[REQUIRED TASK]: Render the items from the first line through the line containing "pie-side bbox=[300, 360, 510, 472]", inclusive, as a Markdown table with the columns Row and Line, numbering each line and omitting blank lines.

Spatial annotation items:
....

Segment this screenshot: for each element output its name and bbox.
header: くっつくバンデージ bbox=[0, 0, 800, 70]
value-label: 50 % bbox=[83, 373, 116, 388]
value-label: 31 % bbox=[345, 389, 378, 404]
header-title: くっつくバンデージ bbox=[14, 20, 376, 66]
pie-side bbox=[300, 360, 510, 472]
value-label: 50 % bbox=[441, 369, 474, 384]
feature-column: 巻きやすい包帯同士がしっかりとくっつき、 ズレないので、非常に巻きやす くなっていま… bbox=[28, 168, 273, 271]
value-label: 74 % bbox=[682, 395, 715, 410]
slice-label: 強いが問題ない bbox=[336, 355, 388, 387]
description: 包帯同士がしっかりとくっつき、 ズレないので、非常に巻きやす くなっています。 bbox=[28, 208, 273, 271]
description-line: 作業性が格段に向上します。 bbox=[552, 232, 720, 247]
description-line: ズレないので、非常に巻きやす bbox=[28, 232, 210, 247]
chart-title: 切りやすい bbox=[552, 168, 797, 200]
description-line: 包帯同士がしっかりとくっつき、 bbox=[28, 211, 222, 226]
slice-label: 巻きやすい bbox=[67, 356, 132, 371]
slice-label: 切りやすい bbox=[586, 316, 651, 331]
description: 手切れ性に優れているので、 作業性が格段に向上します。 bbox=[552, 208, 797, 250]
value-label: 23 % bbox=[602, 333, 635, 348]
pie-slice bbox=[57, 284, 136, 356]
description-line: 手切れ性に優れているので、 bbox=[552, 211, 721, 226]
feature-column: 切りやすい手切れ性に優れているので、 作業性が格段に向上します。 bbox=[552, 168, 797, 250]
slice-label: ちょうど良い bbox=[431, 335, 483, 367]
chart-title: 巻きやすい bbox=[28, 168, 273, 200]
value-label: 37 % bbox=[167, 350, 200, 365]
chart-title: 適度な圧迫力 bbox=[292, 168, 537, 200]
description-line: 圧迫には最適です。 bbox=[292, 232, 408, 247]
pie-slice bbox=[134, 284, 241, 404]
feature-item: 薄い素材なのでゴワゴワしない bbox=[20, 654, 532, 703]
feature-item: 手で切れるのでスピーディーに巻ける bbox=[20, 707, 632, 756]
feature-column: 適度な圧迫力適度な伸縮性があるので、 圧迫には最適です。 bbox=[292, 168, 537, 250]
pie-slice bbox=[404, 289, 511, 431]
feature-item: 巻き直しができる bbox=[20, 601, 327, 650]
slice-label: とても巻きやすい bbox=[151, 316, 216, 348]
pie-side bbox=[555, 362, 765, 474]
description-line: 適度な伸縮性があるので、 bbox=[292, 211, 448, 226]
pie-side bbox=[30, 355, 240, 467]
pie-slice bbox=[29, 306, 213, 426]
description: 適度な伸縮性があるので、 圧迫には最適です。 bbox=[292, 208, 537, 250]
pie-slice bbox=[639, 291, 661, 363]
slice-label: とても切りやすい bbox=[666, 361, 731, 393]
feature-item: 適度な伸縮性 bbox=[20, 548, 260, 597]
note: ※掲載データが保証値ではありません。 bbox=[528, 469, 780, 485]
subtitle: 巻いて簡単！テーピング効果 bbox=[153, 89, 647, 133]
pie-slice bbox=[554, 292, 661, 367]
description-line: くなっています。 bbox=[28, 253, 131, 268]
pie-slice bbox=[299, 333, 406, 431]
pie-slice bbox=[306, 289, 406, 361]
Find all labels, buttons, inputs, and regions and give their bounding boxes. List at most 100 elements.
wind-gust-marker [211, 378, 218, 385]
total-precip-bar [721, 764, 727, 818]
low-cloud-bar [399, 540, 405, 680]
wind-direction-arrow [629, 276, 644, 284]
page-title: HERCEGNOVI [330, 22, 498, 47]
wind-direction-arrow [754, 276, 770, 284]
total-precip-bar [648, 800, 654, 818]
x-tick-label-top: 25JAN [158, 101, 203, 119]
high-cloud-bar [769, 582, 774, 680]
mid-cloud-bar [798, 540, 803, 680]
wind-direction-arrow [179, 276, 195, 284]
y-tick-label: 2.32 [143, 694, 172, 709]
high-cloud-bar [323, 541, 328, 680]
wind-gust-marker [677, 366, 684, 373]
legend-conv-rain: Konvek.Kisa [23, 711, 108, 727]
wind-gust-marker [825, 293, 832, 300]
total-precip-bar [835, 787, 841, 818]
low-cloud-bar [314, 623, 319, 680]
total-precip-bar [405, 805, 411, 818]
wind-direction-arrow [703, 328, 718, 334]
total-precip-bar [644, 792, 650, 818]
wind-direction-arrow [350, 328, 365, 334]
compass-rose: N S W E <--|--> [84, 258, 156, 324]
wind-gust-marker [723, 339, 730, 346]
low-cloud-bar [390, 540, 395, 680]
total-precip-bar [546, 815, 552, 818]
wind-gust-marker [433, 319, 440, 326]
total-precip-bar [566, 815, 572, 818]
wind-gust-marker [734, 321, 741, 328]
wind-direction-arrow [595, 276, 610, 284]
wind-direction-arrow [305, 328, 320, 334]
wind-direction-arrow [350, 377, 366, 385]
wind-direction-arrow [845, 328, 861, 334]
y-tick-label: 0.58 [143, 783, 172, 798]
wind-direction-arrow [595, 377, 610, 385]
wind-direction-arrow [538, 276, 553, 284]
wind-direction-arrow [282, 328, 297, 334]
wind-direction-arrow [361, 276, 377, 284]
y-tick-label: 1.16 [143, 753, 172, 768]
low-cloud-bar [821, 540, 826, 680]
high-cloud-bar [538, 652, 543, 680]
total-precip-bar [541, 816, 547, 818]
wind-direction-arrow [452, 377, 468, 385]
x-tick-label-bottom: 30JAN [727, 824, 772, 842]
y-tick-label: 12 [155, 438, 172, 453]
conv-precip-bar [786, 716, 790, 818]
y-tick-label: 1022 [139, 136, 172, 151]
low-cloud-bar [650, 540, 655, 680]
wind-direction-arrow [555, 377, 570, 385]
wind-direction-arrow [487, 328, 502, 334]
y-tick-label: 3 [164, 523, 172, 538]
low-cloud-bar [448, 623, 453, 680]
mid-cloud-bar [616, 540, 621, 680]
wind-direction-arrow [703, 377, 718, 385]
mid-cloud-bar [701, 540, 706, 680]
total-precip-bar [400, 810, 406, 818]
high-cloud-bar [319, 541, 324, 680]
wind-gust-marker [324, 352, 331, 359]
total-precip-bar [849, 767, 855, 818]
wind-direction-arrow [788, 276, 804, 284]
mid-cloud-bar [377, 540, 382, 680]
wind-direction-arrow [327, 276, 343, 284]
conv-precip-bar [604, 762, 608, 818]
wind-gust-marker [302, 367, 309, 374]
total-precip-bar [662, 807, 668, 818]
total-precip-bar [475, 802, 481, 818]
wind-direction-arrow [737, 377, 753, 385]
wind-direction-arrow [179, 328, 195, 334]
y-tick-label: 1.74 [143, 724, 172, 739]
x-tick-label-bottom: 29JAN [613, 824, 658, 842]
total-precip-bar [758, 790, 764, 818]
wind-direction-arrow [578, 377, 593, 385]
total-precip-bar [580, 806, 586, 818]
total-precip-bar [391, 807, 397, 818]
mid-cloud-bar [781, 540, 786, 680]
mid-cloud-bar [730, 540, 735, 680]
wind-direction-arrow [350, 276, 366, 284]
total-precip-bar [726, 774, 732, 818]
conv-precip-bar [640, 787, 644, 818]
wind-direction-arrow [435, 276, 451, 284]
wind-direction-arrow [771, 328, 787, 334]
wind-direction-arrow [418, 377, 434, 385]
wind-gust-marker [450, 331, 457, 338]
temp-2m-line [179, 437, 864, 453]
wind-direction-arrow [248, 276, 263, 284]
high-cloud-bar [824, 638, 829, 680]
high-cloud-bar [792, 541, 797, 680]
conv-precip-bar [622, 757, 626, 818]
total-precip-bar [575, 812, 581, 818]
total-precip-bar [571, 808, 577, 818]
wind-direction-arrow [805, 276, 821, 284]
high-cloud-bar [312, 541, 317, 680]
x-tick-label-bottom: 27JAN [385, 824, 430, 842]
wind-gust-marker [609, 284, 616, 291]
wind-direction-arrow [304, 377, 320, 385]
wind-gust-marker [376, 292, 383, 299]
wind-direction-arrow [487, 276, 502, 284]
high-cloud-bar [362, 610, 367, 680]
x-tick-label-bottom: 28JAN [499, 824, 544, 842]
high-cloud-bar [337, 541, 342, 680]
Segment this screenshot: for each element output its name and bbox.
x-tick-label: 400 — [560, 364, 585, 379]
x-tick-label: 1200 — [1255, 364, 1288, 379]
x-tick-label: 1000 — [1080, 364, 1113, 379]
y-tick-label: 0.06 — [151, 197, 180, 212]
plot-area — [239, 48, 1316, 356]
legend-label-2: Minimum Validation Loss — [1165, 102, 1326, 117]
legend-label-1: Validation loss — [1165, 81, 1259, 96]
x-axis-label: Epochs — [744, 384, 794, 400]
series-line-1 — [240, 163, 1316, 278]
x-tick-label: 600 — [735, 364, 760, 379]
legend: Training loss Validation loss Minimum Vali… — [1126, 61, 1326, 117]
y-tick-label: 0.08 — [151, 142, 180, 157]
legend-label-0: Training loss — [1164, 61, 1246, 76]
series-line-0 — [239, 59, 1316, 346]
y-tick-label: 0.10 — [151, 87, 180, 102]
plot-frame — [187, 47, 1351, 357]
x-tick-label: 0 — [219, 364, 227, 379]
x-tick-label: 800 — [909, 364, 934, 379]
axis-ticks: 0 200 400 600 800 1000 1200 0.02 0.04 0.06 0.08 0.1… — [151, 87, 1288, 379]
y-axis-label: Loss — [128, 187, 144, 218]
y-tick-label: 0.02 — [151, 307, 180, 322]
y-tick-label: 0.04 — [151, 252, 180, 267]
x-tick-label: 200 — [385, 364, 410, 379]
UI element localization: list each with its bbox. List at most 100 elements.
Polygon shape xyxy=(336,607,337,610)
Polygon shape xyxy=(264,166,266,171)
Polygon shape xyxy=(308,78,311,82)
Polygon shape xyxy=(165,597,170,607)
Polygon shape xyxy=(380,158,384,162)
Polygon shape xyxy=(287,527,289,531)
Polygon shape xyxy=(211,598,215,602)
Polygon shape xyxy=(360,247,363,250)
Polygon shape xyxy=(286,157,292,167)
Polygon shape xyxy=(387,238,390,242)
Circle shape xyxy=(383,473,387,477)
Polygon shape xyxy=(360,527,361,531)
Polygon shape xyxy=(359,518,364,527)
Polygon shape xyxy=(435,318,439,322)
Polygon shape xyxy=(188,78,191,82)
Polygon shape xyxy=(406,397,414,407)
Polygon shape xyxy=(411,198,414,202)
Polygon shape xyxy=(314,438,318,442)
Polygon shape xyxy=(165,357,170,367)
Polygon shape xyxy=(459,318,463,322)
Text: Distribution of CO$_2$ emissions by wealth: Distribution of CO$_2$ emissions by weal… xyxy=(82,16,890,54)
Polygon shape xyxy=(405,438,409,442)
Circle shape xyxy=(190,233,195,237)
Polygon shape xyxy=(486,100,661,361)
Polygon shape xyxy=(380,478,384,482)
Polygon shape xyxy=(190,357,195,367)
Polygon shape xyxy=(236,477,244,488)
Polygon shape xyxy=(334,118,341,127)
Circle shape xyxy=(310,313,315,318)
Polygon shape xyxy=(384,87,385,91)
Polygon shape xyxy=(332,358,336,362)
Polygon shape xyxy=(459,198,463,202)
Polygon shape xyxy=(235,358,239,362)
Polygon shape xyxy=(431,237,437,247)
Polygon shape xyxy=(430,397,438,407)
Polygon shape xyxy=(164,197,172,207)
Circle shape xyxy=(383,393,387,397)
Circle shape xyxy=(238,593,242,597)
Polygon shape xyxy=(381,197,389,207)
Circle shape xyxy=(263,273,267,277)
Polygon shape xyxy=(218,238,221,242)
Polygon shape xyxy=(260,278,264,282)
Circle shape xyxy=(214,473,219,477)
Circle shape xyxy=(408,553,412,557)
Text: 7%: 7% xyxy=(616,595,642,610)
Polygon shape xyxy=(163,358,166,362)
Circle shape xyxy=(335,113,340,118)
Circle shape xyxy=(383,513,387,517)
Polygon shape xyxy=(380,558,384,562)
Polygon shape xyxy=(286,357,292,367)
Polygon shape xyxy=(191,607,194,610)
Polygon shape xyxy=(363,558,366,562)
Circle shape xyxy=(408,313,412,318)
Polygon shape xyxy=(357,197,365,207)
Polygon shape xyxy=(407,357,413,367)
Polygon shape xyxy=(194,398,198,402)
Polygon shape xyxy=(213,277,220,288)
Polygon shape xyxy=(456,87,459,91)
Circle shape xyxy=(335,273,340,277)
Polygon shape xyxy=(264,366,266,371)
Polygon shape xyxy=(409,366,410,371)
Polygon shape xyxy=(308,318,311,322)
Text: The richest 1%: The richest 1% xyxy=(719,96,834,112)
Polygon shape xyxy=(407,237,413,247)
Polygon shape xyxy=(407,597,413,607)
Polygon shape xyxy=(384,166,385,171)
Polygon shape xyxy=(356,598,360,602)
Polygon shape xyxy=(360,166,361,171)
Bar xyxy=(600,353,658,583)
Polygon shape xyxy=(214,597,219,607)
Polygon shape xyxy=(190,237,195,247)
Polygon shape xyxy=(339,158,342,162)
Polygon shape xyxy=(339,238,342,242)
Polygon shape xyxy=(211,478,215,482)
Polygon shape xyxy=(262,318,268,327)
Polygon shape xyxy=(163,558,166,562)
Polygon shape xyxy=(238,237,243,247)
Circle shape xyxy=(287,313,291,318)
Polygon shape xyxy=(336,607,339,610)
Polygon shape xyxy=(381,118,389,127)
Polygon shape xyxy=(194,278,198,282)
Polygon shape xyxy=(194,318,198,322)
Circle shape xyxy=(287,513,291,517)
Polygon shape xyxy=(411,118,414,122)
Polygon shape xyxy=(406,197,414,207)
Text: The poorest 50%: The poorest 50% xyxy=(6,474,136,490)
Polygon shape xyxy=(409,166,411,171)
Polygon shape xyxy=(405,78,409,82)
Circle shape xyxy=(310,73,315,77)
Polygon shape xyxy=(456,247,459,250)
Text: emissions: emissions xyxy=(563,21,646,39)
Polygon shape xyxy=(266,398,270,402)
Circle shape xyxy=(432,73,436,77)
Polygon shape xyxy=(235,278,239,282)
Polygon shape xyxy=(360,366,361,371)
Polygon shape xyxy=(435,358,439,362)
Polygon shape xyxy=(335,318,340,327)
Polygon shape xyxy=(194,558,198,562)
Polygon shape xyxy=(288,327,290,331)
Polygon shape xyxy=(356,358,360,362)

....

[COMPLETED TASK]:
| Row | Line |
|---|---|
| 1 | Segment this screenshot: for each element output its name and bbox. |
| 2 | header: くっつくバンデージ bbox=[0, 0, 800, 70] |
| 3 | value-label: 50 % bbox=[83, 373, 116, 388] |
| 4 | value-label: 31 % bbox=[345, 389, 378, 404] |
| 5 | header-title: くっつくバンデージ bbox=[14, 20, 376, 66] |
| 6 | pie-side bbox=[300, 360, 510, 472] |